» **WHAT NEEDS TO BE DONE**: Take the line containing "Transcribe the text in this document." and every line after it to the end of the records, and copy them exactly, leaving out pictures.

▬▬▬▬▬▬

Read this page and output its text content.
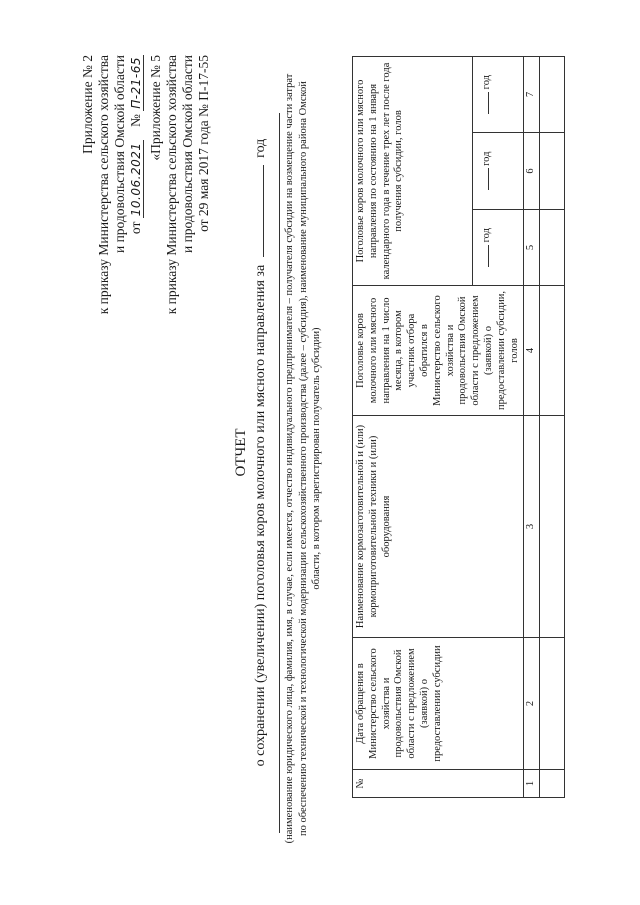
Приложение № 2 к приказу Министерства сельского хозяйства и продовольствия Омской области от 10.06.2021    № П-21-65 «Приложение № 5 к приказу Министерства сельского хозяйства и продовольствия Омской области от 29 мая 2017 года № П-17-55
ОТЧЕТ о сохранении (увеличении) поголовья коров молочного или мясного направления за  год (наименование юридического лица, фамилия, имя, в случае, если имеется, отчество индивидуального предпринимателя – получателя субсидии на возмещение части затрат по обеспечению технической и технологической модернизации сельскохозяйственного производства (далее – субсидия), наименование муниципального района Омской области, в котором зарегистрирован получатель субсидии)
№	Дата обращения в Министерство сельского хозяйства и продовольствия Омской области с предложением (заявкой) о предоставлении субсидии	Наименование кормозаготовительной и (или) кормоприготовительной техники и (или) оборудования	Поголовье коров молочного или мясного направления на 1 число месяца, в котором участник отбора обратился в Министерство сельского хозяйства и продовольствия Омской области с предложением (заявкой) о предоставлении субсидии, голов	Поголовье коров молочного или мясного направления по состоянию на 1 января календарного года в течение трех лет после года получения субсидии, голов		
				год	год	год
1	2	3	4	5	6	7
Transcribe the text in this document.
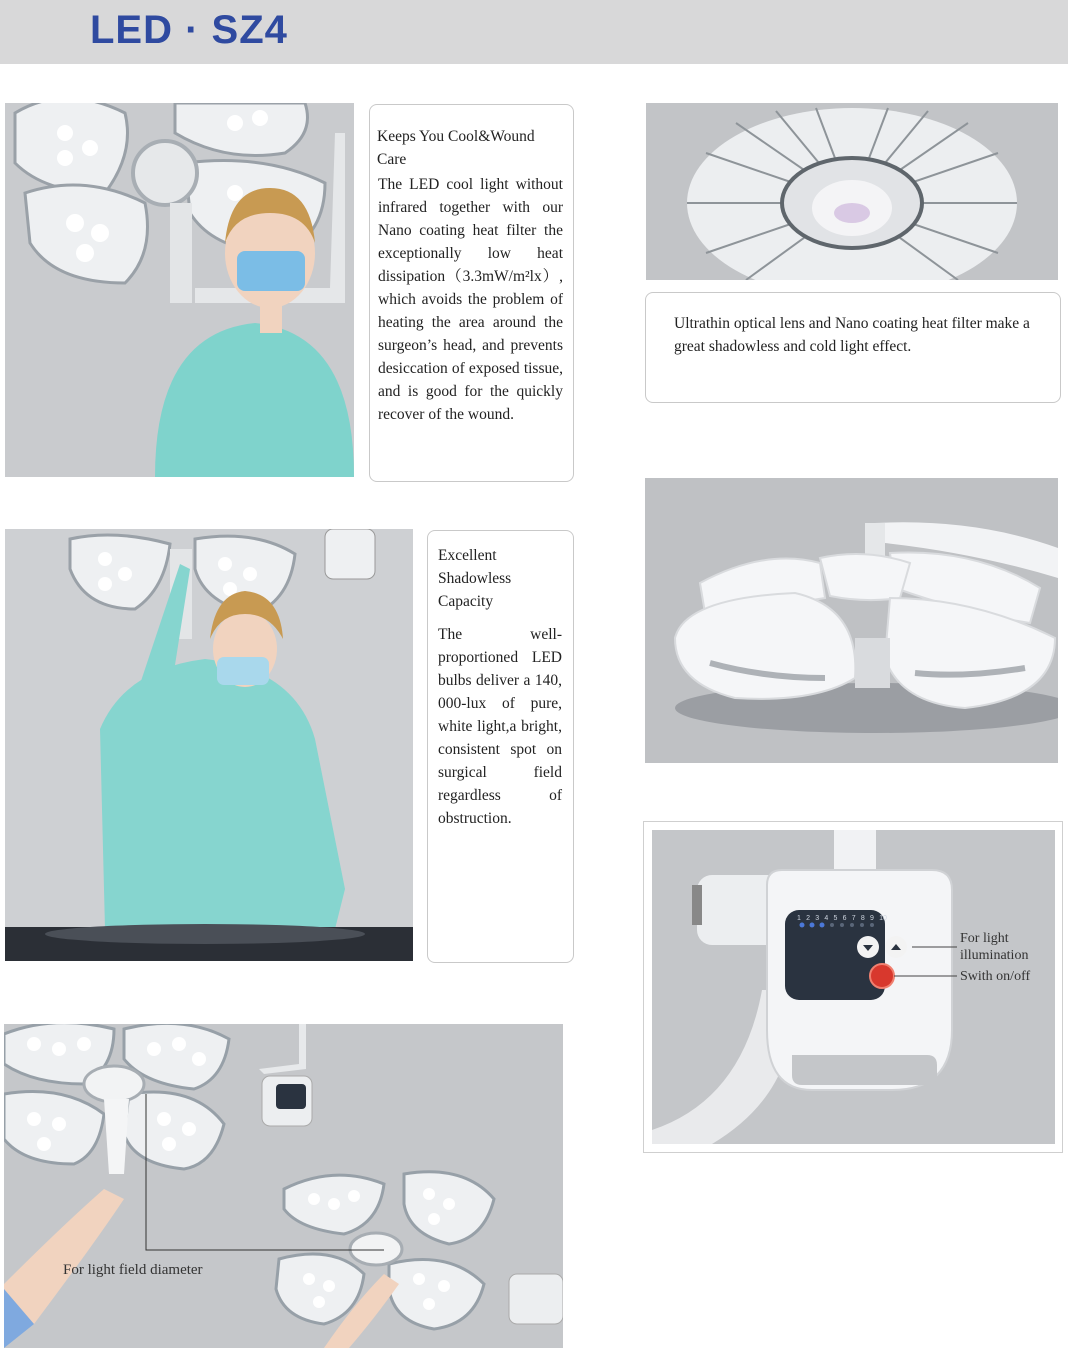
LED · SZ4

Keeps You Cool&Wound Care

The LED cool light without infrared together with our Nano coating heat filter the exceptionally low heat dissipation（3.3mW/m²lx）, which avoids the problem of heating the area around the surgeon’s head, and prevents desiccation of exposed tissue, and is good for the quickly recover of the wound.

Ultrathin optical lens and Nano coating heat filter make a great shadowless and cold light effect.

Excellent Shadowless Capacity

The well-proportioned LED bulbs deliver a 140, 000-lux of pure, white light,a bright, consistent spot on surgical field regardless of obstruction.

1 2 3 4 5 6 7 8 9 10
For light illumination
Swith on/off
For light field diameter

▬▬▬▬▬▬

» **ANSWER TO THE TASK**:
Transcribe the text in this document.
LED · SZ4

Keeps You Cool&Wound Care

The LED cool light without infrared together with our Nano coating heat filter the exceptionally low heat dissipation（3.3mW/m²lx）, which avoids the problem of heating the area around the surgeon’s head, and prevents desiccation of exposed tissue, and is good for the quickly recover of the wound.

Ultrathin optical lens and Nano coating heat filter make a great shadowless and cold light effect.

Excellent Shadowless Capacity

The well-proportioned LED bulbs deliver a 140, 000-lux of pure, white light,a bright, consistent spot on surgical field regardless of obstruction.

1 2 3 4 5 6 7 8 9 10
For light illumination
Swith on/off
For light field diameter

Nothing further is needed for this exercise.